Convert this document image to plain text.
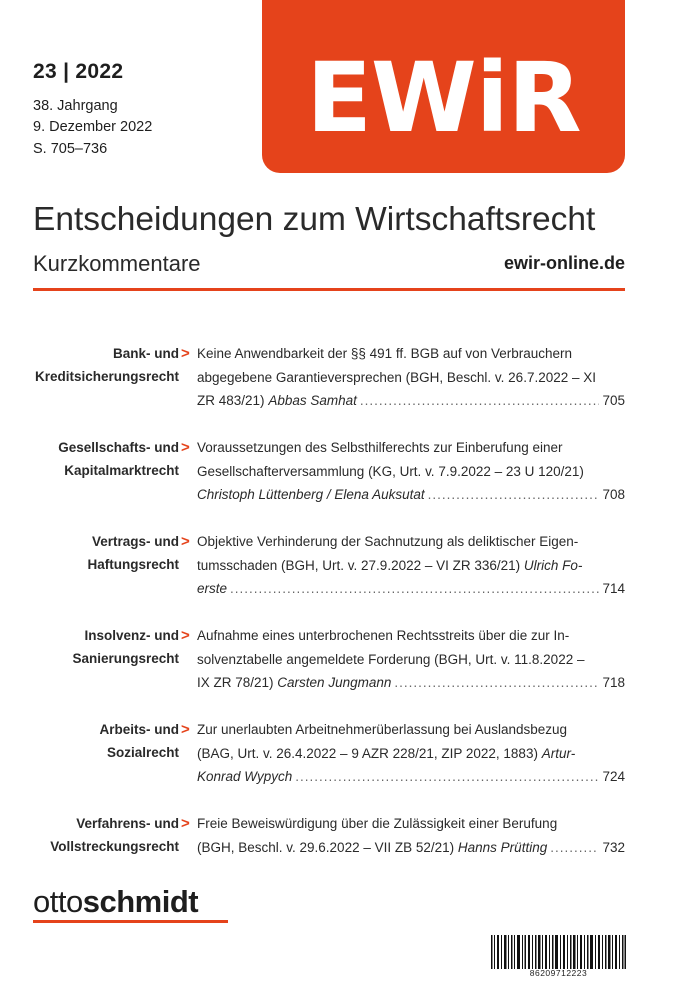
23 | 2022
38. Jahrgang
9. Dezember 2022
S. 705–736	EWiR
Entscheidungen zum Wirtschaftsrecht
Kurzkommentare	ewir-online.de
Bank- und
Kreditsicherungsrecht
> Keine Anwendbarkeit der §§ 491 ff. BGB auf von Verbrauchern
abgegebene Garantieversprechen (BGH, Beschl. v. 26.7.2022 – XI
ZR 483/21) Abbas Samhat .....	705
Gesellschafts- und
Kapitalmarktrecht
> Voraussetzungen des Selbsthilferechts zur Einberufung einer
Gesellschafterversammlung (KG, Urt. v. 7.9.2022 – 23 U 120/21)
Christoph Lüttenberg / Elena Auksutat .....	708
Vertrags- und
Haftungsrecht
> Objektive Verhinderung der Sachnutzung als deliktischer Eigen-
tumsschaden (BGH, Urt. v. 27.9.2022 – VI ZR 336/21) Ulrich Fo-
erste .....	714
Insolvenz- und
Sanierungsrecht
> Aufnahme eines unterbrochenen Rechtsstreits über die zur In-
solvenztabelle angemeldete Forderung (BGH, Urt. v. 11.8.2022 –
IX ZR 78/21) Carsten Jungmann .....	718
Arbeits- und
Sozialrecht
> Zur unerlaubten Arbeitnehmerüberlassung bei Auslandsbezug
(BAG, Urt. v. 26.4.2022 – 9 AZR 228/21, ZIP 2022, 1883) Artur-
Konrad Wypych .....	724
Verfahrens- und
Vollstreckungsrecht
> Freie Beweiswürdigung über die Zulässigkeit einer Berufung
(BGH, Beschl. v. 29.6.2022 – VII ZB 52/21) Hanns Prütting .....	732
ottoschmidt
86209712223
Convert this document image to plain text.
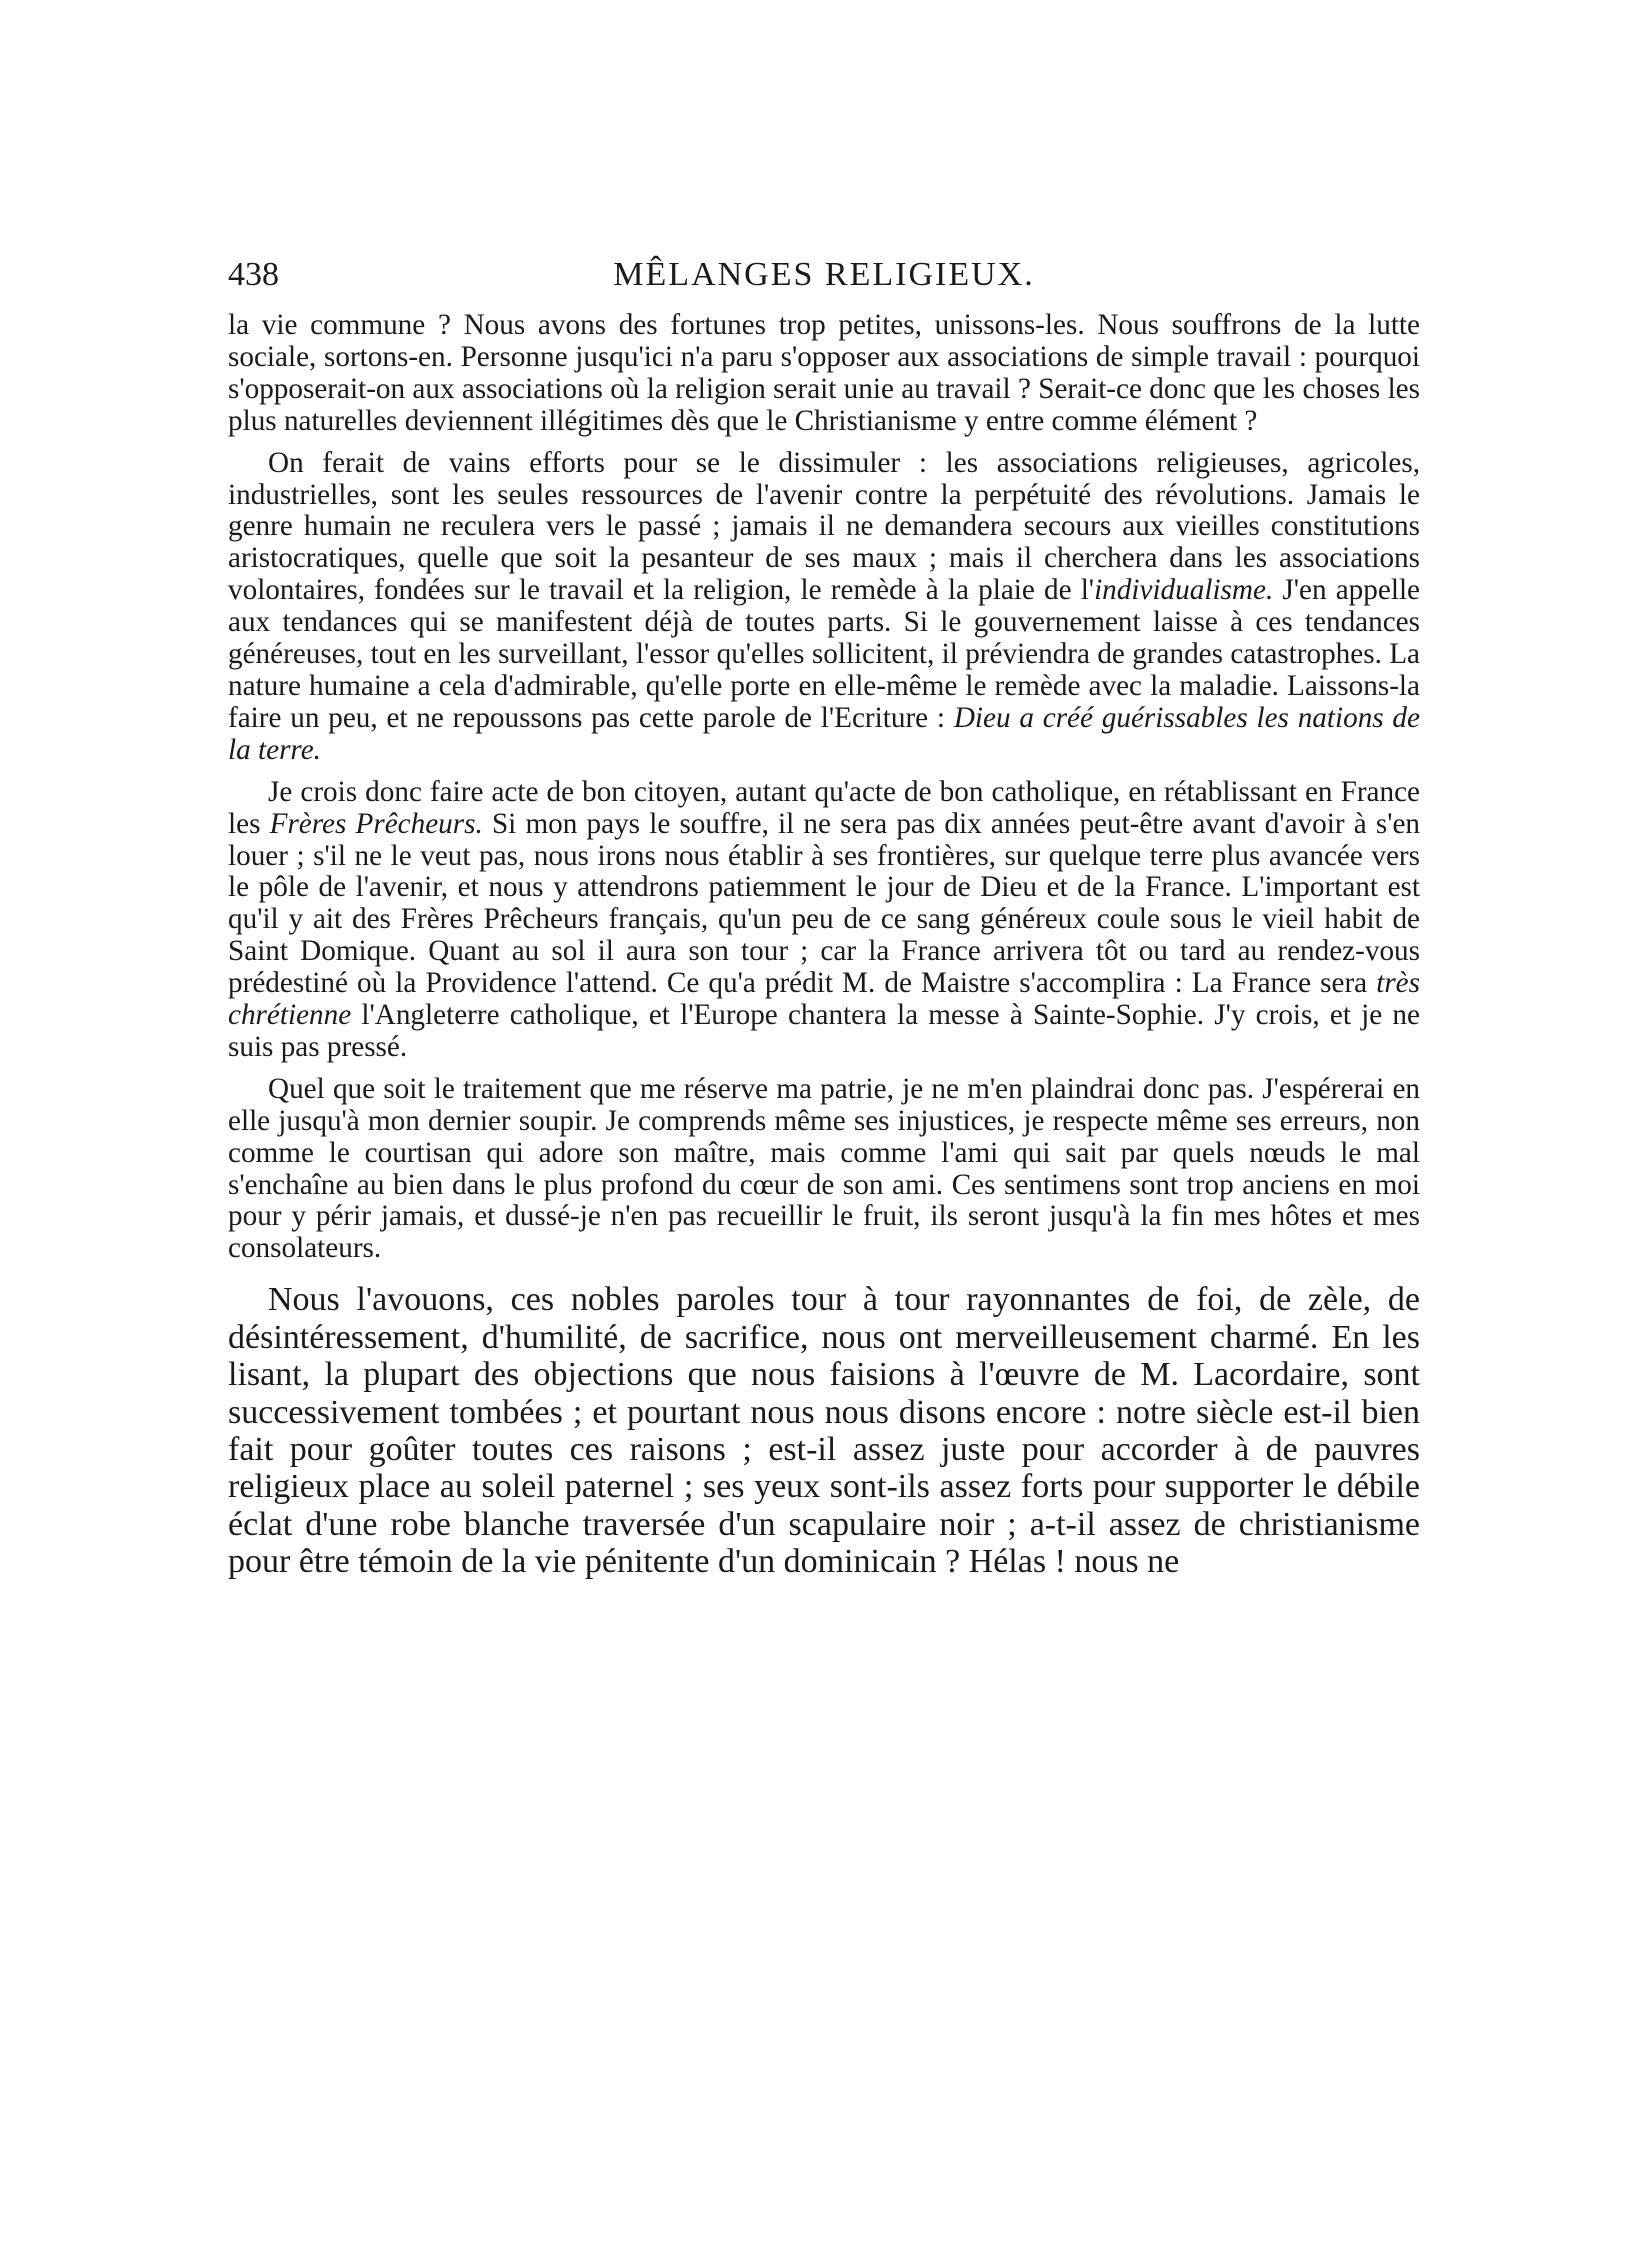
438	MÊLANGES RELIGIEUX.

la vie commune ? Nous avons des fortunes trop petites, unissons-les. Nous souffrons de la lutte sociale, sortons-en. Personne jusqu'ici n'a paru s'opposer aux associations de simple travail : pourquoi s'opposerait-on aux associations où la religion serait unie au travail ? Serait-ce donc que les choses les plus naturelles deviennent illégitimes dès que le Christianisme y entre comme élément ?

On ferait de vains efforts pour se le dissimuler : les associations religieuses, agricoles, industrielles, sont les seules ressources de l'avenir contre la perpétuité des révolutions. Jamais le genre humain ne reculera vers le passé ; jamais il ne demandera secours aux vieilles constitutions aristocratiques, quelle que soit la pesanteur de ses maux ; mais il cherchera dans les associations volontaires, fondées sur le travail et la religion, le remède à la plaie de l'individualisme. J'en appelle aux tendances qui se manifestent déjà de toutes parts. Si le gouvernement laisse à ces tendances généreuses, tout en les surveillant, l'essor qu'elles sollicitent, il préviendra de grandes catastrophes. La nature humaine a cela d'admirable, qu'elle porte en elle-même le remède avec la maladie. Laissons-la faire un peu, et ne repoussons pas cette parole de l'Ecriture : Dieu a créé guérissables les nations de la terre.

Je crois donc faire acte de bon citoyen, autant qu'acte de bon catholique, en rétablissant en France les Frères Prêcheurs. Si mon pays le souffre, il ne sera pas dix années peut-être avant d'avoir à s'en louer ; s'il ne le veut pas, nous irons nous établir à ses frontières, sur quelque terre plus avancée vers le pôle de l'avenir, et nous y attendrons patiemment le jour de Dieu et de la France. L'important est qu'il y ait des Frères Prêcheurs français, qu'un peu de ce sang généreux coule sous le vieil habit de Saint Domique. Quant au sol il aura son tour ; car la France arrivera tôt ou tard au rendez-vous prédestiné où la Providence l'attend. Ce qu'a prédit M. de Maistre s'accomplira : La France sera très chrétienne l'Angleterre catholique, et l'Europe chantera la messe à Sainte-Sophie. J'y crois, et je ne suis pas pressé.

Quel que soit le traitement que me réserve ma patrie, je ne m'en plaindrai donc pas. J'espérerai en elle jusqu'à mon dernier soupir. Je comprends même ses injustices, je respecte même ses erreurs, non comme le courtisan qui adore son maître, mais comme l'ami qui sait par quels nœuds le mal s'enchaîne au bien dans le plus profond du cœur de son ami. Ces sentimens sont trop anciens en moi pour y périr jamais, et dussé-je n'en pas recueillir le fruit, ils seront jusqu'à la fin mes hôtes et mes consolateurs.

Nous l'avouons, ces nobles paroles tour à tour rayonnantes de foi, de zèle, de désintéressement, d'humilité, de sacrifice, nous ont merveilleusement charmé. En les lisant, la plupart des objections que nous faisions à l'œuvre de M. Lacordaire, sont successivement tombées ; et pourtant nous nous disons encore : notre siècle est-il bien fait pour goûter toutes ces raisons ; est-il assez juste pour accorder à de pauvres religieux place au soleil paternel ; ses yeux sont-ils assez forts pour supporter le débile éclat d'une robe blanche traversée d'un scapulaire noir ; a-t-il assez de christianisme pour être témoin de la vie pénitente d'un dominicain ? Hélas ! nous ne
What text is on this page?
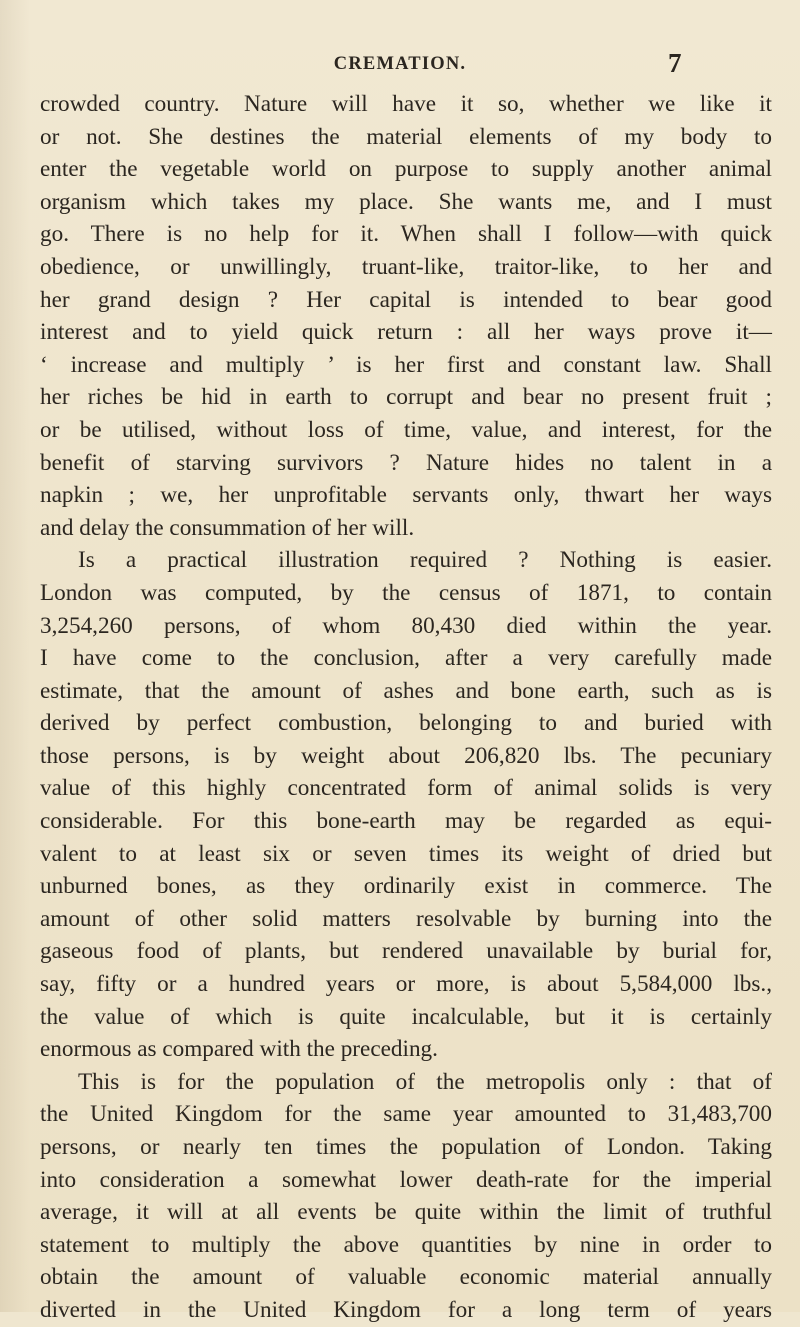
CREMATION.	7
crowded country. Nature will have it so, whether we like it
or not. She destines the material elements of my body to
enter the vegetable world on purpose to supply another animal
organism which takes my place. She wants me, and I must
go. There is no help for it. When shall I follow—with quick
obedience, or unwillingly, truant-like, traitor-like, to her and
her grand design ? Her capital is intended to bear good
interest and to yield quick return : all her ways prove it—
‘ increase and multiply ’ is her first and constant law. Shall
her riches be hid in earth to corrupt and bear no present fruit ;
or be utilised, without loss of time, value, and interest, for the
benefit of starving survivors ? Nature hides no talent in a
napkin ; we, her unprofitable servants only, thwart her ways
and delay the consummation of her will.
Is a practical illustration required ? Nothing is easier.
London was computed, by the census of 1871, to contain
3,254,260 persons, of whom 80,430 died within the year.
I have come to the conclusion, after a very carefully made
estimate, that the amount of ashes and bone earth, such as is
derived by perfect combustion, belonging to and buried with
those persons, is by weight about 206,820 lbs. The pecuniary
value of this highly concentrated form of animal solids is very
considerable. For this bone-earth may be regarded as equi-
valent to at least six or seven times its weight of dried but
unburned bones, as they ordinarily exist in commerce. The
amount of other solid matters resolvable by burning into the
gaseous food of plants, but rendered unavailable by burial for,
say, fifty or a hundred years or more, is about 5,584,000 lbs.,
the value of which is quite incalculable, but it is certainly
enormous as compared with the preceding.
This is for the population of the metropolis only : that of
the United Kingdom for the same year amounted to 31,483,700
persons, or nearly ten times the population of London. Taking
into consideration a somewhat lower death-rate for the imperial
average, it will at all events be quite within the limit of truthful
statement to multiply the above quantities by nine in order to
obtain the amount of valuable economic material annually
diverted in the United Kingdom for a long term of years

* * *

▶ _Exercise instructions_: The records above must be transcribed exactly. Pictures are left out of the copy.

▶ _Task answer_:
Convert this document image to plain text.
23 | 2022
38. Jahrgang
9. Dezember 2022
S. 705–736	EWiR
Entscheidungen zum Wirtschaftsrecht
Kurzkommentare	ewir-online.de
Bank- und
Kreditsicherungsrecht
> Keine Anwendbarkeit der §§ 491 ff. BGB auf von Verbrauchern
abgegebene Garantieversprechen (BGH, Beschl. v. 26.7.2022 – XI
ZR 483/21) Abbas Samhat .....	705
Gesellschafts- und
Kapitalmarktrecht
> Voraussetzungen des Selbsthilferechts zur Einberufung einer
Gesellschafterversammlung (KG, Urt. v. 7.9.2022 – 23 U 120/21)
Christoph Lüttenberg / Elena Auksutat .....	708
Vertrags- und
Haftungsrecht
> Objektive Verhinderung der Sachnutzung als deliktischer Eigen-
tumsschaden (BGH, Urt. v. 27.9.2022 – VI ZR 336/21) Ulrich Fo-
erste .....	714
Insolvenz- und
Sanierungsrecht
> Aufnahme eines unterbrochenen Rechtsstreits über die zur In-
solvenztabelle angemeldete Forderung (BGH, Urt. v. 11.8.2022 –
IX ZR 78/21) Carsten Jungmann .....	718
Arbeits- und
Sozialrecht
> Zur unerlaubten Arbeitnehmerüberlassung bei Auslandsbezug
(BAG, Urt. v. 26.4.2022 – 9 AZR 228/21, ZIP 2022, 1883) Artur-
Konrad Wypych .....	724
Verfahrens- und
Vollstreckungsrecht
> Freie Beweiswürdigung über die Zulässigkeit einer Berufung
(BGH, Beschl. v. 29.6.2022 – VII ZB 52/21) Hanns Prütting .....	732
ottoschmidt
86209712223
Convert this document image to plain text.
438	MÊLANGES RELIGIEUX.

la vie commune ? Nous avons des fortunes trop petites, unissons-les. Nous souffrons de la lutte sociale, sortons-en. Personne jusqu'ici n'a paru s'opposer aux associations de simple travail : pourquoi s'opposerait-on aux associations où la religion serait unie au travail ? Serait-ce donc que les choses les plus naturelles deviennent illégitimes dès que le Christianisme y entre comme élément ?

On ferait de vains efforts pour se le dissimuler : les associations religieuses, agricoles, industrielles, sont les seules ressources de l'avenir contre la perpétuité des révolutions. Jamais le genre humain ne reculera vers le passé ; jamais il ne demandera secours aux vieilles constitutions aristocratiques, quelle que soit la pesanteur de ses maux ; mais il cherchera dans les associations volontaires, fondées sur le travail et la religion, le remède à la plaie de l'individualisme. J'en appelle aux tendances qui se manifestent déjà de toutes parts. Si le gouvernement laisse à ces tendances généreuses, tout en les surveillant, l'essor qu'elles sollicitent, il préviendra de grandes catastrophes. La nature humaine a cela d'admirable, qu'elle porte en elle-même le remède avec la maladie. Laissons-la faire un peu, et ne repoussons pas cette parole de l'Ecriture : Dieu a créé guérissables les nations de la terre.

Je crois donc faire acte de bon citoyen, autant qu'acte de bon catholique, en rétablissant en France les Frères Prêcheurs. Si mon pays le souffre, il ne sera pas dix années peut-être avant d'avoir à s'en louer ; s'il ne le veut pas, nous irons nous établir à ses frontières, sur quelque terre plus avancée vers le pôle de l'avenir, et nous y attendrons patiemment le jour de Dieu et de la France. L'important est qu'il y ait des Frères Prêcheurs français, qu'un peu de ce sang généreux coule sous le vieil habit de Saint Domique. Quant au sol il aura son tour ; car la France arrivera tôt ou tard au rendez-vous prédestiné où la Providence l'attend. Ce qu'a prédit M. de Maistre s'accomplira : La France sera très chrétienne l'Angleterre catholique, et l'Europe chantera la messe à Sainte-Sophie. J'y crois, et je ne suis pas pressé.

Quel que soit le traitement que me réserve ma patrie, je ne m'en plaindrai donc pas. J'espérerai en elle jusqu'à mon dernier soupir. Je comprends même ses injustices, je respecte même ses erreurs, non comme le courtisan qui adore son maître, mais comme l'ami qui sait par quels nœuds le mal s'enchaîne au bien dans le plus profond du cœur de son ami. Ces sentimens sont trop anciens en moi pour y périr jamais, et dussé-je n'en pas recueillir le fruit, ils seront jusqu'à la fin mes hôtes et mes consolateurs.

Nous l'avouons, ces nobles paroles tour à tour rayonnantes de foi, de zèle, de désintéressement, d'humilité, de sacrifice, nous ont merveilleusement charmé. En les lisant, la plupart des objections que nous faisions à l'œuvre de M. Lacordaire, sont successivement tombées ; et pourtant nous nous disons encore : notre siècle est-il bien fait pour goûter toutes ces raisons ; est-il assez juste pour accorder à de pauvres religieux place au soleil paternel ; ses yeux sont-ils assez forts pour supporter le débile éclat d'une robe blanche traversée d'un scapulaire noir ; a-t-il assez de christianisme pour être témoin de la vie pénitente d'un dominicain ? Hélas ! nous ne
What text is on this page?
CREMATION.	7
crowded country. Nature will have it so, whether we like it
or not. She destines the material elements of my body to
enter the vegetable world on purpose to supply another animal
organism which takes my place. She wants me, and I must
go. There is no help for it. When shall I follow—with quick
obedience, or unwillingly, truant-like, traitor-like, to her and
her grand design ? Her capital is intended to bear good
interest and to yield quick return : all her ways prove it—
‘ increase and multiply ’ is her first and constant law. Shall
her riches be hid in earth to corrupt and bear no present fruit ;
or be utilised, without loss of time, value, and interest, for the
benefit of starving survivors ? Nature hides no talent in a
napkin ; we, her unprofitable servants only, thwart her ways
and delay the consummation of her will.
Is a practical illustration required ? Nothing is easier.
London was computed, by the census of 1871, to contain
3,254,260 persons, of whom 80,430 died within the year.
I have come to the conclusion, after a very carefully made
estimate, that the amount of ashes and bone earth, such as is
derived by perfect combustion, belonging to and buried with
those persons, is by weight about 206,820 lbs. The pecuniary
value of this highly concentrated form of animal solids is very
considerable. For this bone-earth may be regarded as equi-
valent to at least six or seven times its weight of dried but
unburned bones, as they ordinarily exist in commerce. The
amount of other solid matters resolvable by burning into the
gaseous food of plants, but rendered unavailable by burial for,
say, fifty or a hundred years or more, is about 5,584,000 lbs.,
the value of which is quite incalculable, but it is certainly
enormous as compared with the preceding.
This is for the population of the metropolis only : that of
the United Kingdom for the same year amounted to 31,483,700
persons, or nearly ten times the population of London. Taking
into consideration a somewhat lower death-rate for the imperial
average, it will at all events be quite within the limit of truthful
statement to multiply the above quantities by nine in order to
obtain the amount of valuable economic material annually
diverted in the United Kingdom for a long term of years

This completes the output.